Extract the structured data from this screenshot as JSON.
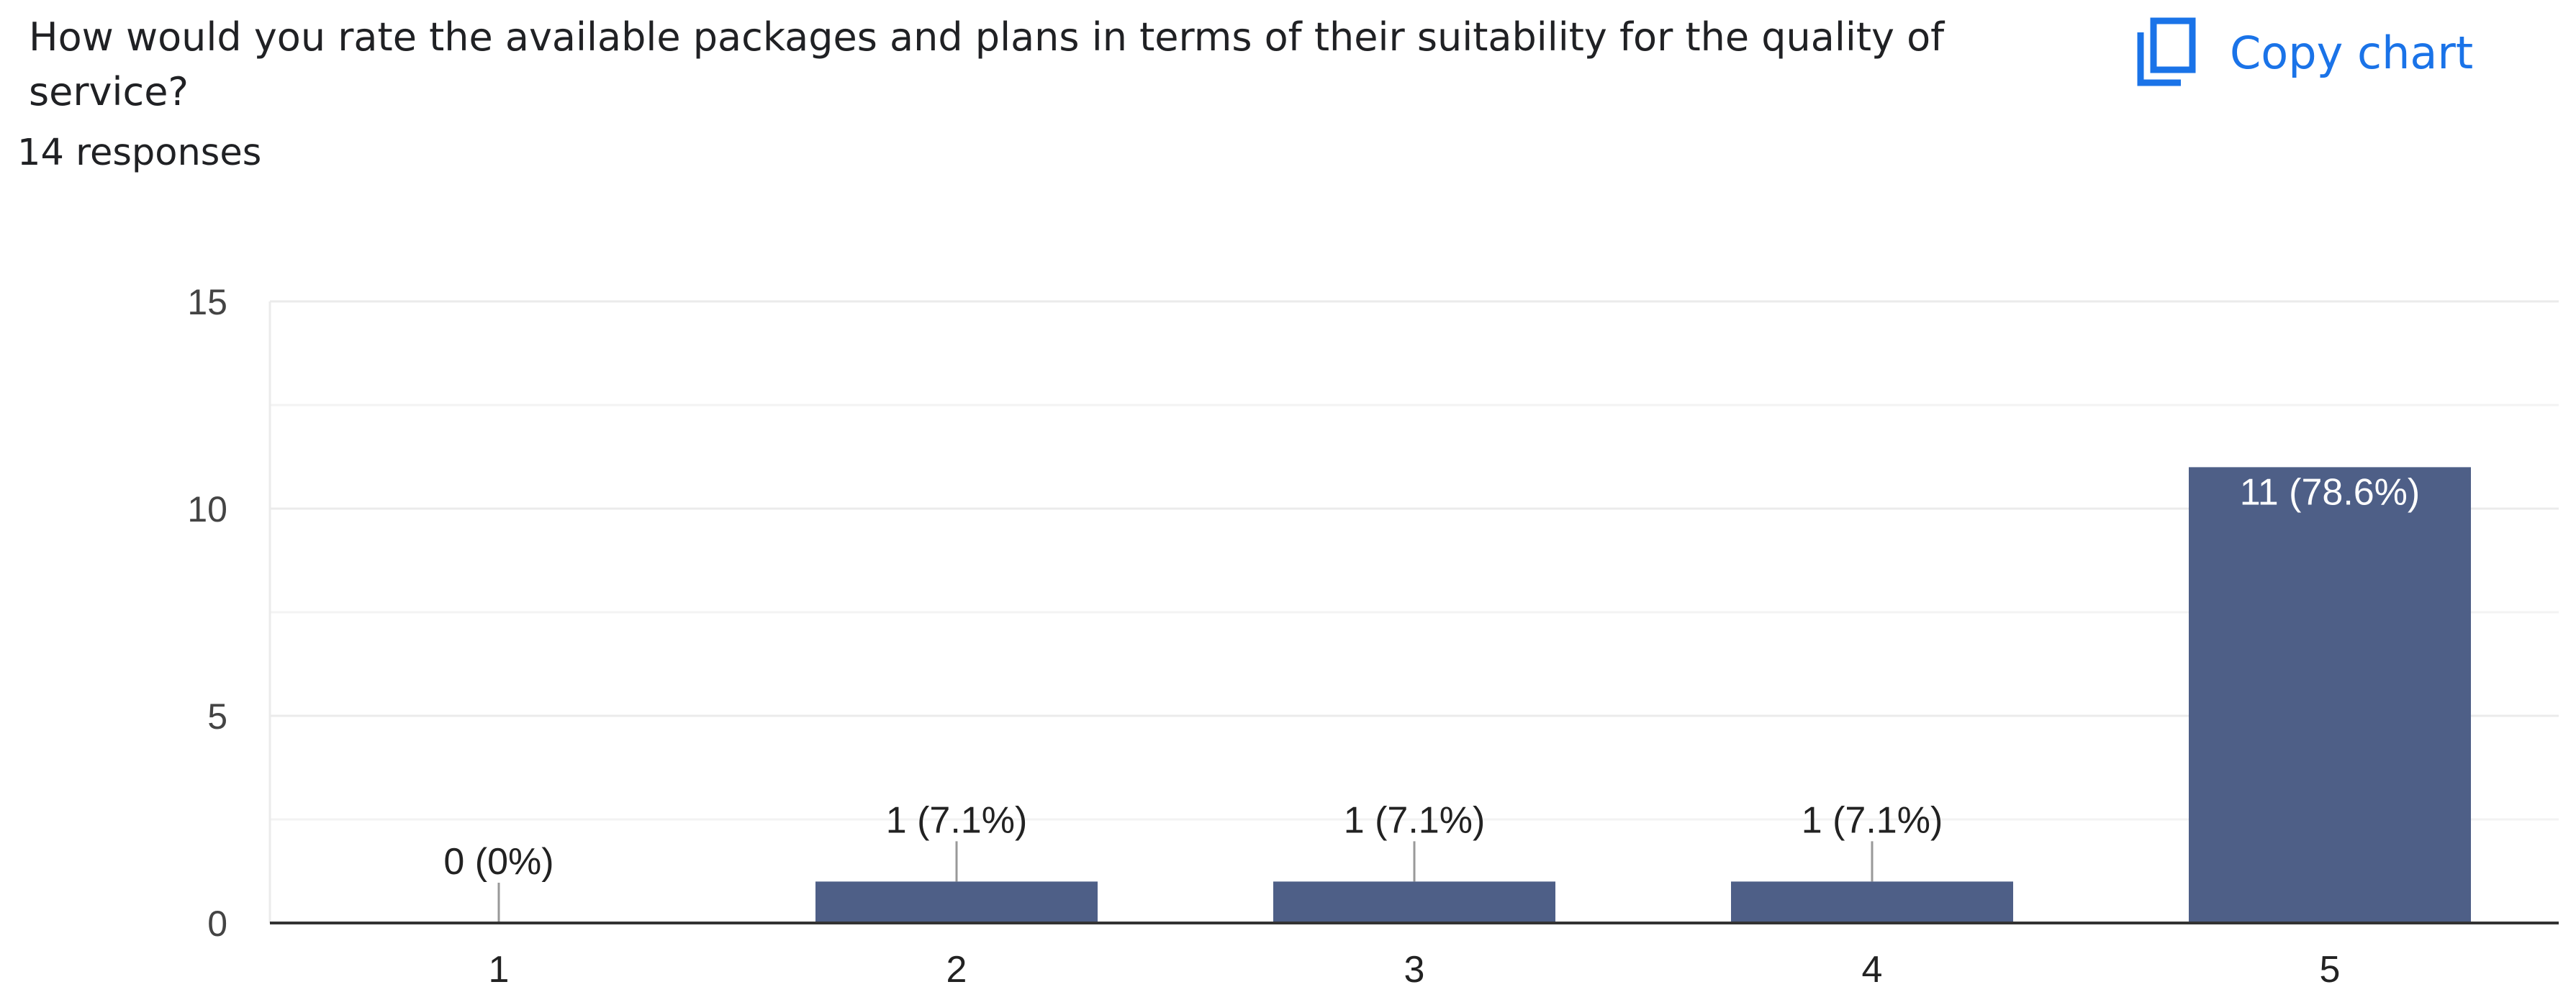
{
  "question": {
    "title": "How would you rate the available packages and plans in terms of their suitability for the quality of service?",
    "responses": "14 responses"
  },
  "toolbar": {
    "copy_label": "Copy chart",
    "copy_icon": "copy-icon"
  },
  "colors": {
    "bar": "#4e5f87",
    "accent": "#1a73e8",
    "grid": "#ebebeb",
    "axis": "#333333",
    "leader": "#999999"
  },
  "chart_data": {
    "type": "bar",
    "title": "",
    "xlabel": "",
    "ylabel": "",
    "categories": [
      "1",
      "2",
      "3",
      "4",
      "5"
    ],
    "values": [
      0,
      1,
      1,
      1,
      11
    ],
    "labels": [
      "0 (0%)",
      "1 (7.1%)",
      "1 (7.1%)",
      "1 (7.1%)",
      "11 (78.6%)"
    ],
    "ylim": [
      0,
      15
    ],
    "yticks": [
      0,
      5,
      10,
      15
    ],
    "grid": true
  }
}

.....

# WRITTEN REQUEST
Leave out all pictures, then copy the remaining material exactly.

# EXERCISE SOLUTION
Extract the structured data from this screenshot as JSON.
{
  "question": {
    "title": "How would you rate the available packages and plans in terms of their suitability for the quality of service?",
    "responses": "14 responses"
  },
  "toolbar": {
    "copy_label": "Copy chart",
    "copy_icon": "copy-icon"
  },
  "colors": {
    "bar": "#4e5f87",
    "accent": "#1a73e8",
    "grid": "#ebebeb",
    "axis": "#333333",
    "leader": "#999999"
  },
  "chart_data": {
    "type": "bar",
    "title": "",
    "xlabel": "",
    "ylabel": "",
    "categories": [
      "1",
      "2",
      "3",
      "4",
      "5"
    ],
    "values": [
      0,
      1,
      1,
      1,
      11
    ],
    "labels": [
      "0 (0%)",
      "1 (7.1%)",
      "1 (7.1%)",
      "1 (7.1%)",
      "11 (78.6%)"
    ],
    "ylim": [
      0,
      15
    ],
    "yticks": [
      0,
      5,
      10,
      15
    ],
    "grid": true
  }
}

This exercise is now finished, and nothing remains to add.